▸ **Required work**: Read the data and repeat all of it exactly.

▸ **Source records**:
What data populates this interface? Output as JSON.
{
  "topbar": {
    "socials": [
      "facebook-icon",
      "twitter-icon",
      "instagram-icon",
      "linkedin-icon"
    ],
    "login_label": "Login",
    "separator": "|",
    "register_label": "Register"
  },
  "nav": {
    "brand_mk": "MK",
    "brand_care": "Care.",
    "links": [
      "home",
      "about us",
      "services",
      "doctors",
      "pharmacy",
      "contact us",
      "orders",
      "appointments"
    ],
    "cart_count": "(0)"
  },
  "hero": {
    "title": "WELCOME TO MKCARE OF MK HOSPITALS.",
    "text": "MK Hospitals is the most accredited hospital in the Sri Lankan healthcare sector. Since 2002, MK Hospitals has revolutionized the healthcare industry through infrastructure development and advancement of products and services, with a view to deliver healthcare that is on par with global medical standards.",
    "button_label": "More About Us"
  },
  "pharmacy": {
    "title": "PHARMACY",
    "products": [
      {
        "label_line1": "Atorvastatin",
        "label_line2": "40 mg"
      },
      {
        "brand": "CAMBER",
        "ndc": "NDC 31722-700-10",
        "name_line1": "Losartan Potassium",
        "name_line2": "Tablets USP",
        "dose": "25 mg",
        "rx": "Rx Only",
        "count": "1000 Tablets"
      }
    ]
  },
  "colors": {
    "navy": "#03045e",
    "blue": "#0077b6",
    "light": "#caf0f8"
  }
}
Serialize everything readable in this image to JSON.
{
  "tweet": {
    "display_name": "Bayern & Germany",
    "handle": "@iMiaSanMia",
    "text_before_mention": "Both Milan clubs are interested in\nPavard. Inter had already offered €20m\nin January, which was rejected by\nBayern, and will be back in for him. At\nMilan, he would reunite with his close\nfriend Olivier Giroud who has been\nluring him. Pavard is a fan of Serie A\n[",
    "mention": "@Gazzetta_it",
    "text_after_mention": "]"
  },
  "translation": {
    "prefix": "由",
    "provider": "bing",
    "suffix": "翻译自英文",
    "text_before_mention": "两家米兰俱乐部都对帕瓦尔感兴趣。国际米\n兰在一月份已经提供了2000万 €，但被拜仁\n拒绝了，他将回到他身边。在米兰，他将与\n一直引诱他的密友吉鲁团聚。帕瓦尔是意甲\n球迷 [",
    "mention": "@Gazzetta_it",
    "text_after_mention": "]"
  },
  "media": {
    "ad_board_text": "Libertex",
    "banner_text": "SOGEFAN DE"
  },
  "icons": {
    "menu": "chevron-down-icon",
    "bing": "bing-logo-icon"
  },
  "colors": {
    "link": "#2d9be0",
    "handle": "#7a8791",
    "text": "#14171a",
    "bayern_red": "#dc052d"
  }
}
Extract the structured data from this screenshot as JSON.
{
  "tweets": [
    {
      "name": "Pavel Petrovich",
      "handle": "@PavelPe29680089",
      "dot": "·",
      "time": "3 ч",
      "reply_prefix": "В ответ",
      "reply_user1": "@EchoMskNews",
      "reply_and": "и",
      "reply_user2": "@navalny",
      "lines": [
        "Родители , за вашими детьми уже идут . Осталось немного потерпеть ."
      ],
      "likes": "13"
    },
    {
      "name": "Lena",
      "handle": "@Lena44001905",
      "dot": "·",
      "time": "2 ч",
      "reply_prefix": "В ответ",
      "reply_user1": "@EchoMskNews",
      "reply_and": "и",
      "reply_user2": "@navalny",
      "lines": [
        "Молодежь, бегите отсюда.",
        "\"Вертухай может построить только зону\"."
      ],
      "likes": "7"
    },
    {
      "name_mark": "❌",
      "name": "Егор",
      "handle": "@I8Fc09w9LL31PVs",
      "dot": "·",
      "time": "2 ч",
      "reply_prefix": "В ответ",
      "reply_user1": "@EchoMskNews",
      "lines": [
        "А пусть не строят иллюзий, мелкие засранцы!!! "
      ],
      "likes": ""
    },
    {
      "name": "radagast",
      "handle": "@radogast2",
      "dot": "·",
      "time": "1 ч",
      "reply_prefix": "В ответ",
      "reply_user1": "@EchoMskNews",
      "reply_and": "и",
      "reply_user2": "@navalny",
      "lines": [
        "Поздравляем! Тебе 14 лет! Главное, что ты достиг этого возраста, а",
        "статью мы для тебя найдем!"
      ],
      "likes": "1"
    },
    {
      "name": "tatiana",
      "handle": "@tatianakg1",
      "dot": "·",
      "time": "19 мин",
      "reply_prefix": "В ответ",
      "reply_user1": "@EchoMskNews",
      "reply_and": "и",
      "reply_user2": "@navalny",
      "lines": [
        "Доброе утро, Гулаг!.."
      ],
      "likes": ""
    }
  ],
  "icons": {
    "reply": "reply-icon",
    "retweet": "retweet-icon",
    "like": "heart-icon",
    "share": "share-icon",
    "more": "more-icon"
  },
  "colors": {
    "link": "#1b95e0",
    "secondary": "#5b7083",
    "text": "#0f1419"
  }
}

▸ **Reply**:
What data populates this interface? Output as JSON.
{
  "topbar": {
    "socials": [
      "facebook-icon",
      "twitter-icon",
      "instagram-icon",
      "linkedin-icon"
    ],
    "login_label": "Login",
    "separator": "|",
    "register_label": "Register"
  },
  "nav": {
    "brand_mk": "MK",
    "brand_care": "Care.",
    "links": [
      "home",
      "about us",
      "services",
      "doctors",
      "pharmacy",
      "contact us",
      "orders",
      "appointments"
    ],
    "cart_count": "(0)"
  },
  "hero": {
    "title": "WELCOME TO MKCARE OF MK HOSPITALS.",
    "text": "MK Hospitals is the most accredited hospital in the Sri Lankan healthcare sector. Since 2002, MK Hospitals has revolutionized the healthcare industry through infrastructure development and advancement of products and services, with a view to deliver healthcare that is on par with global medical standards.",
    "button_label": "More About Us"
  },
  "pharmacy": {
    "title": "PHARMACY",
    "products": [
      {
        "label_line1": "Atorvastatin",
        "label_line2": "40 mg"
      },
      {
        "brand": "CAMBER",
        "ndc": "NDC 31722-700-10",
        "name_line1": "Losartan Potassium",
        "name_line2": "Tablets USP",
        "dose": "25 mg",
        "rx": "Rx Only",
        "count": "1000 Tablets"
      }
    ]
  },
  "colors": {
    "navy": "#03045e",
    "blue": "#0077b6",
    "light": "#caf0f8"
  }
}
Serialize everything readable in this image to JSON.
{
  "tweet": {
    "display_name": "Bayern & Germany",
    "handle": "@iMiaSanMia",
    "text_before_mention": "Both Milan clubs are interested in\nPavard. Inter had already offered €20m\nin January, which was rejected by\nBayern, and will be back in for him. At\nMilan, he would reunite with his close\nfriend Olivier Giroud who has been\nluring him. Pavard is a fan of Serie A\n[",
    "mention": "@Gazzetta_it",
    "text_after_mention": "]"
  },
  "translation": {
    "prefix": "由",
    "provider": "bing",
    "suffix": "翻译自英文",
    "text_before_mention": "两家米兰俱乐部都对帕瓦尔感兴趣。国际米\n兰在一月份已经提供了2000万 €，但被拜仁\n拒绝了，他将回到他身边。在米兰，他将与\n一直引诱他的密友吉鲁团聚。帕瓦尔是意甲\n球迷 [",
    "mention": "@Gazzetta_it",
    "text_after_mention": "]"
  },
  "media": {
    "ad_board_text": "Libertex",
    "banner_text": "SOGEFAN DE"
  },
  "icons": {
    "menu": "chevron-down-icon",
    "bing": "bing-logo-icon"
  },
  "colors": {
    "link": "#2d9be0",
    "handle": "#7a8791",
    "text": "#14171a",
    "bayern_red": "#dc052d"
  }
}
Extract the structured data from this screenshot as JSON.
{
  "tweets": [
    {
      "name": "Pavel Petrovich",
      "handle": "@PavelPe29680089",
      "dot": "·",
      "time": "3 ч",
      "reply_prefix": "В ответ",
      "reply_user1": "@EchoMskNews",
      "reply_and": "и",
      "reply_user2": "@navalny",
      "lines": [
        "Родители , за вашими детьми уже идут . Осталось немного потерпеть ."
      ],
      "likes": "13"
    },
    {
      "name": "Lena",
      "handle": "@Lena44001905",
      "dot": "·",
      "time": "2 ч",
      "reply_prefix": "В ответ",
      "reply_user1": "@EchoMskNews",
      "reply_and": "и",
      "reply_user2": "@navalny",
      "lines": [
        "Молодежь, бегите отсюда.",
        "\"Вертухай может построить только зону\"."
      ],
      "likes": "7"
    },
    {
      "name_mark": "❌",
      "name": "Егор",
      "handle": "@I8Fc09w9LL31PVs",
      "dot": "·",
      "time": "2 ч",
      "reply_prefix": "В ответ",
      "reply_user1": "@EchoMskNews",
      "lines": [
        "А пусть не строят иллюзий, мелкие засранцы!!! "
      ],
      "likes": ""
    },
    {
      "name": "radagast",
      "handle": "@radogast2",
      "dot": "·",
      "time": "1 ч",
      "reply_prefix": "В ответ",
      "reply_user1": "@EchoMskNews",
      "reply_and": "и",
      "reply_user2": "@navalny",
      "lines": [
        "Поздравляем! Тебе 14 лет! Главное, что ты достиг этого возраста, а",
        "статью мы для тебя найдем!"
      ],
      "likes": "1"
    },
    {
      "name": "tatiana",
      "handle": "@tatianakg1",
      "dot": "·",
      "time": "19 мин",
      "reply_prefix": "В ответ",
      "reply_user1": "@EchoMskNews",
      "reply_and": "и",
      "reply_user2": "@navalny",
      "lines": [
        "Доброе утро, Гулаг!.."
      ],
      "likes": ""
    }
  ],
  "icons": {
    "reply": "reply-icon",
    "retweet": "retweet-icon",
    "like": "heart-icon",
    "share": "share-icon",
    "more": "more-icon"
  },
  "colors": {
    "link": "#1b95e0",
    "secondary": "#5b7083",
    "text": "#0f1419"
  }
}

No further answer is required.